__What to produce__
Reproduce the records below, substituting "Description with labeled items" for each occurrence of "Description with numbered items" and leaving everything else unchanged.

####

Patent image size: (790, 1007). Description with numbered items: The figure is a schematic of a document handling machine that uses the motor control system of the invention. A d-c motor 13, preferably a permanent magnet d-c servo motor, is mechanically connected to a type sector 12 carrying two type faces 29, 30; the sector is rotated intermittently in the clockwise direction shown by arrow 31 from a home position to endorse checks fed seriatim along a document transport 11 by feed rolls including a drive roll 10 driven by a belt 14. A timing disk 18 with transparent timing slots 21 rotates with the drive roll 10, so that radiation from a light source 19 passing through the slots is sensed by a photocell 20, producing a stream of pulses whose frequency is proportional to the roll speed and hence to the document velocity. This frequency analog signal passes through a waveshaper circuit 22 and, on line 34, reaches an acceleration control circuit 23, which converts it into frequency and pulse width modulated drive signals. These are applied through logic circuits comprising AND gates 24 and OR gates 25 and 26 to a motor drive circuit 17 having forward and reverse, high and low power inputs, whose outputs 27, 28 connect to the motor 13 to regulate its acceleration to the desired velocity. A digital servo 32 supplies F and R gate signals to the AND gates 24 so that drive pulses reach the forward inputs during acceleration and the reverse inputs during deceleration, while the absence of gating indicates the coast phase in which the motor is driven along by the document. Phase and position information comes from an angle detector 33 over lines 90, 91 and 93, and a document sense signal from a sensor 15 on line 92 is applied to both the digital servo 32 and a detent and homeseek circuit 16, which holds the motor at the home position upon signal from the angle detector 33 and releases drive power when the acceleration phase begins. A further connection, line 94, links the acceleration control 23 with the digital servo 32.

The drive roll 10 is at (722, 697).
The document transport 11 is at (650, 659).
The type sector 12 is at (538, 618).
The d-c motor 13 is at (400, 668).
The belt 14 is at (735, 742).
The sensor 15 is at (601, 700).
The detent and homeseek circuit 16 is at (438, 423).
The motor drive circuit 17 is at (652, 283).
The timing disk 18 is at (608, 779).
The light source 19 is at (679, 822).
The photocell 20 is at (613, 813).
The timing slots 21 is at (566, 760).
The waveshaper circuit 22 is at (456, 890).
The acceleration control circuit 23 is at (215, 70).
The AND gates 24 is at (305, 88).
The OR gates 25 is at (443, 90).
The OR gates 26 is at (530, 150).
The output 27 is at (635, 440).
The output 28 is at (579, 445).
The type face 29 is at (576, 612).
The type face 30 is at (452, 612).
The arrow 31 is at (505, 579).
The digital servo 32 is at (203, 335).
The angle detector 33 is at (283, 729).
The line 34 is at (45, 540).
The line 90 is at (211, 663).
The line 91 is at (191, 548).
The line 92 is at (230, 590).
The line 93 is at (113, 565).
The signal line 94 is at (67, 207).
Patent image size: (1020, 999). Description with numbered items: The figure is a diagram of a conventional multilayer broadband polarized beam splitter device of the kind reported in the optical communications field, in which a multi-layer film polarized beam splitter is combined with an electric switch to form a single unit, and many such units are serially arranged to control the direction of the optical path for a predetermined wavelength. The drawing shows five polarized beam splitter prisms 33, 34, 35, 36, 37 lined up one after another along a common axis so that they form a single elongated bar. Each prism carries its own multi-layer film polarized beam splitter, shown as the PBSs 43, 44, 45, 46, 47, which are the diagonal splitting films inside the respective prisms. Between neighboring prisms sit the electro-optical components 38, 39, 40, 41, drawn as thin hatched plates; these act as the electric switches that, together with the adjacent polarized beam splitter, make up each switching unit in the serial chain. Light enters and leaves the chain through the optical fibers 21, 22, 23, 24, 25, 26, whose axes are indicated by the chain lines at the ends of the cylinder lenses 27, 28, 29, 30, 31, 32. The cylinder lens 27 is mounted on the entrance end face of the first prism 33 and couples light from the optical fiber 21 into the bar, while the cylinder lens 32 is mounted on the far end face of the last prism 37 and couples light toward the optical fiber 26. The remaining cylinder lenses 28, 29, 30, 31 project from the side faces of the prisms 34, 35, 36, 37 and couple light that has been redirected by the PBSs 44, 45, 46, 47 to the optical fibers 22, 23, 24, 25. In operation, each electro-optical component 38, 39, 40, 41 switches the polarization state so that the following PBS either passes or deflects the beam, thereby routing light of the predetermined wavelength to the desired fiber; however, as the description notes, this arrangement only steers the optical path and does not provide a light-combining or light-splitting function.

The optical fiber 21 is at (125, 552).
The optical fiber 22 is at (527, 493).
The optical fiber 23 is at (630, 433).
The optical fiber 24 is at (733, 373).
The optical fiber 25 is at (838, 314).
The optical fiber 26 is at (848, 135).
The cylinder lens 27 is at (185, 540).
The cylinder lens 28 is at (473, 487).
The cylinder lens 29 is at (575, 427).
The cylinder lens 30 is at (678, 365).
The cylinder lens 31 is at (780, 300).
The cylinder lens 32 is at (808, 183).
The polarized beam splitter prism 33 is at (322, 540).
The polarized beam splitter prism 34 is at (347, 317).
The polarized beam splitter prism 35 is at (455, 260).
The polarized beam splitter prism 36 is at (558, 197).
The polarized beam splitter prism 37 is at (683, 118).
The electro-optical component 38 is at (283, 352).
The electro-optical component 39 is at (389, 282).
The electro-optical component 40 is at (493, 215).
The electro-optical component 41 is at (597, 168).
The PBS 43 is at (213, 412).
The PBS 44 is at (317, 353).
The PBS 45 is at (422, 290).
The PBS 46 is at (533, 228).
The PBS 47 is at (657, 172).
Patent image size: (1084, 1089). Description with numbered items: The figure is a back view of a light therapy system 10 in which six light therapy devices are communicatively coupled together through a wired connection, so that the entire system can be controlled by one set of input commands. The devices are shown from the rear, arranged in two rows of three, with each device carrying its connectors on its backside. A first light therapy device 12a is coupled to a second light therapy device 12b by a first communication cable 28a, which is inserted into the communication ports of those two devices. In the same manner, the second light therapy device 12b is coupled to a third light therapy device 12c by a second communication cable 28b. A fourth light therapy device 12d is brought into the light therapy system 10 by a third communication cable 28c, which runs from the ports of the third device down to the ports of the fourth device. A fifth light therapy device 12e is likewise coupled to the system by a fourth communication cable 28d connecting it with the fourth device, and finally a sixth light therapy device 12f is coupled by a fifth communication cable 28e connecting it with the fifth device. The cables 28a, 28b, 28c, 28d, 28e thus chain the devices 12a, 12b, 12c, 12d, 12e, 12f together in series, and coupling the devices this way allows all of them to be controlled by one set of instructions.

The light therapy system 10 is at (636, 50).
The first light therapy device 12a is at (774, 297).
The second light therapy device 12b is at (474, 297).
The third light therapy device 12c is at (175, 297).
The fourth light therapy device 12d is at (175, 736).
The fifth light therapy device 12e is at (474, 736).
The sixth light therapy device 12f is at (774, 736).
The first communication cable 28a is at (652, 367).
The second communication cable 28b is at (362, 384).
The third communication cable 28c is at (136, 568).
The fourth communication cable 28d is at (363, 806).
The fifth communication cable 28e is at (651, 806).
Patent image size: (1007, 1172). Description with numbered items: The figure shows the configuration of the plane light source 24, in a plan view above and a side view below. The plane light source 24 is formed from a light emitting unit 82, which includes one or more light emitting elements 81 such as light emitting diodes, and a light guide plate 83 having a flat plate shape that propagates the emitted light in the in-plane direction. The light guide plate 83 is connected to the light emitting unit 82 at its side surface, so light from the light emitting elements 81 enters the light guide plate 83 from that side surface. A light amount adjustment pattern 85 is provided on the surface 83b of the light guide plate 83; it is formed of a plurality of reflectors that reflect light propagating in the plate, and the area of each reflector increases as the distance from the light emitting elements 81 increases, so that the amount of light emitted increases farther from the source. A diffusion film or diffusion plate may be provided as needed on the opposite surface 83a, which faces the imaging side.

####

__Exercise answer__
Patent image size: (790, 1007). Description with labeled items: The figure is a schematic of a document handling machine that uses the motor control system of the invention. A d-c motor 13, preferably a permanent magnet d-c servo motor, is mechanically connected to a type sector 12 carrying two type faces 29, 30; the sector is rotated intermittently in the clockwise direction shown by arrow 31 from a home position to endorse checks fed seriatim along a document transport 11 by feed rolls including a drive roll 10 driven by a belt 14. A timing disk 18 with transparent timing slots 21 rotates with the drive roll 10, so that radiation from a light source 19 passing through the slots is sensed by a photocell 20, producing a stream of pulses whose frequency is proportional to the roll speed and hence to the document velocity. This frequency analog signal passes through a waveshaper circuit 22 and, on line 34, reaches an acceleration control circuit 23, which converts it into frequency and pulse width modulated drive signals. These are applied through logic circuits comprising AND gates 24 and OR gates 25 and 26 to a motor drive circuit 17 having forward and reverse, high and low power inputs, whose outputs 27, 28 connect to the motor 13 to regulate its acceleration to the desired velocity. A digital servo 32 supplies F and R gate signals to the AND gates 24 so that drive pulses reach the forward inputs during acceleration and the reverse inputs during deceleration, while the absence of gating indicates the coast phase in which the motor is driven along by the document. Phase and position information comes from an angle detector 33 over lines 90, 91 and 93, and a document sense signal from a sensor 15 on line 92 is applied to both the digital servo 32 and a detent and homeseek circuit 16, which holds the motor at the home position upon signal from the angle detector 33 and releases drive power when the acceleration phase begins. A further connection, line 94, links the acceleration control 23 with the digital servo 32.

The drive roll 10 is at (722, 697).
The document transport 11 is at (650, 659).
The type sector 12 is at (538, 618).
The d-c motor 13 is at (400, 668).
The belt 14 is at (735, 742).
The sensor 15 is at (601, 700).
The detent and homeseek circuit 16 is at (438, 423).
The motor drive circuit 17 is at (652, 283).
The timing disk 18 is at (608, 779).
The light source 19 is at (679, 822).
The photocell 20 is at (613, 813).
The timing slots 21 is at (566, 760).
The waveshaper circuit 22 is at (456, 890).
The acceleration control circuit 23 is at (215, 70).
The AND gates 24 is at (305, 88).
The OR gates 25 is at (443, 90).
The OR gates 26 is at (530, 150).
The output 27 is at (635, 440).
The output 28 is at (579, 445).
The type face 29 is at (576, 612).
The type face 30 is at (452, 612).
The arrow 31 is at (505, 579).
The digital servo 32 is at (203, 335).
The angle detector 33 is at (283, 729).
The line 34 is at (45, 540).
The line 90 is at (211, 663).
The line 91 is at (191, 548).
The line 92 is at (230, 590).
The line 93 is at (113, 565).
The signal line 94 is at (67, 207).
Patent image size: (1020, 999). Description with labeled items: The figure is a diagram of a conventional multilayer broadband polarized beam splitter device of the kind reported in the optical communications field, in which a multi-layer film polarized beam splitter is combined with an electric switch to form a single unit, and many such units are serially arranged to control the direction of the optical path for a predetermined wavelength. The drawing shows five polarized beam splitter prisms 33, 34, 35, 36, 37 lined up one after another along a common axis so that they form a single elongated bar. Each prism carries its own multi-layer film polarized beam splitter, shown as the PBSs 43, 44, 45, 46, 47, which are the diagonal splitting films inside the respective prisms. Between neighboring prisms sit the electro-optical components 38, 39, 40, 41, drawn as thin hatched plates; these act as the electric switches that, together with the adjacent polarized beam splitter, make up each switching unit in the serial chain. Light enters and leaves the chain through the optical fibers 21, 22, 23, 24, 25, 26, whose axes are indicated by the chain lines at the ends of the cylinder lenses 27, 28, 29, 30, 31, 32. The cylinder lens 27 is mounted on the entrance end face of the first prism 33 and couples light from the optical fiber 21 into the bar, while the cylinder lens 32 is mounted on the far end face of the last prism 37 and couples light toward the optical fiber 26. The remaining cylinder lenses 28, 29, 30, 31 project from the side faces of the prisms 34, 35, 36, 37 and couple light that has been redirected by the PBSs 44, 45, 46, 47 to the optical fibers 22, 23, 24, 25. In operation, each electro-optical component 38, 39, 40, 41 switches the polarization state so that the following PBS either passes or deflects the beam, thereby routing light of the predetermined wavelength to the desired fiber; however, as the description notes, this arrangement only steers the optical path and does not provide a light-combining or light-splitting function.

The optical fiber 21 is at (125, 552).
The optical fiber 22 is at (527, 493).
The optical fiber 23 is at (630, 433).
The optical fiber 24 is at (733, 373).
The optical fiber 25 is at (838, 314).
The optical fiber 26 is at (848, 135).
The cylinder lens 27 is at (185, 540).
The cylinder lens 28 is at (473, 487).
The cylinder lens 29 is at (575, 427).
The cylinder lens 30 is at (678, 365).
The cylinder lens 31 is at (780, 300).
The cylinder lens 32 is at (808, 183).
The polarized beam splitter prism 33 is at (322, 540).
The polarized beam splitter prism 34 is at (347, 317).
The polarized beam splitter prism 35 is at (455, 260).
The polarized beam splitter prism 36 is at (558, 197).
The polarized beam splitter prism 37 is at (683, 118).
The electro-optical component 38 is at (283, 352).
The electro-optical component 39 is at (389, 282).
The electro-optical component 40 is at (493, 215).
The electro-optical component 41 is at (597, 168).
The PBS 43 is at (213, 412).
The PBS 44 is at (317, 353).
The PBS 45 is at (422, 290).
The PBS 46 is at (533, 228).
The PBS 47 is at (657, 172).
Patent image size: (1084, 1089). Description with labeled items: The figure is a back view of a light therapy system 10 in which six light therapy devices are communicatively coupled together through a wired connection, so that the entire system can be controlled by one set of input commands. The devices are shown from the rear, arranged in two rows of three, with each device carrying its connectors on its backside. A first light therapy device 12a is coupled to a second light therapy device 12b by a first communication cable 28a, which is inserted into the communication ports of those two devices. In the same manner, the second light therapy device 12b is coupled to a third light therapy device 12c by a second communication cable 28b. A fourth light therapy device 12d is brought into the light therapy system 10 by a third communication cable 28c, which runs from the ports of the third device down to the ports of the fourth device. A fifth light therapy device 12e is likewise coupled to the system by a fourth communication cable 28d connecting it with the fourth device, and finally a sixth light therapy device 12f is coupled by a fifth communication cable 28e connecting it with the fifth device. The cables 28a, 28b, 28c, 28d, 28e thus chain the devices 12a, 12b, 12c, 12d, 12e, 12f together in series, and coupling the devices this way allows all of them to be controlled by one set of instructions.

The light therapy system 10 is at (636, 50).
The first light therapy device 12a is at (774, 297).
The second light therapy device 12b is at (474, 297).
The third light therapy device 12c is at (175, 297).
The fourth light therapy device 12d is at (175, 736).
The fifth light therapy device 12e is at (474, 736).
The sixth light therapy device 12f is at (774, 736).
The first communication cable 28a is at (652, 367).
The second communication cable 28b is at (362, 384).
The third communication cable 28c is at (136, 568).
The fourth communication cable 28d is at (363, 806).
The fifth communication cable 28e is at (651, 806).
Patent image size: (1007, 1172). Description with labeled items: The figure shows the configuration of the plane light source 24, in a plan view above and a side view below. The plane light source 24 is formed from a light emitting unit 82, which includes one or more light emitting elements 81 such as light emitting diodes, and a light guide plate 83 having a flat plate shape that propagates the emitted light in the in-plane direction. The light guide plate 83 is connected to the light emitting unit 82 at its side surface, so light from the light emitting elements 81 enters the light guide plate 83 from that side surface. A light amount adjustment pattern 85 is provided on the surface 83b of the light guide plate 83; it is formed of a plurality of reflectors that reflect light propagating in the plate, and the area of each reflector increases as the distance from the light emitting elements 81 increases, so that the amount of light emitted increases farther from the source. A diffusion film or diffusion plate may be provided as needed on the opposite surface 83a, which faces the imaging side.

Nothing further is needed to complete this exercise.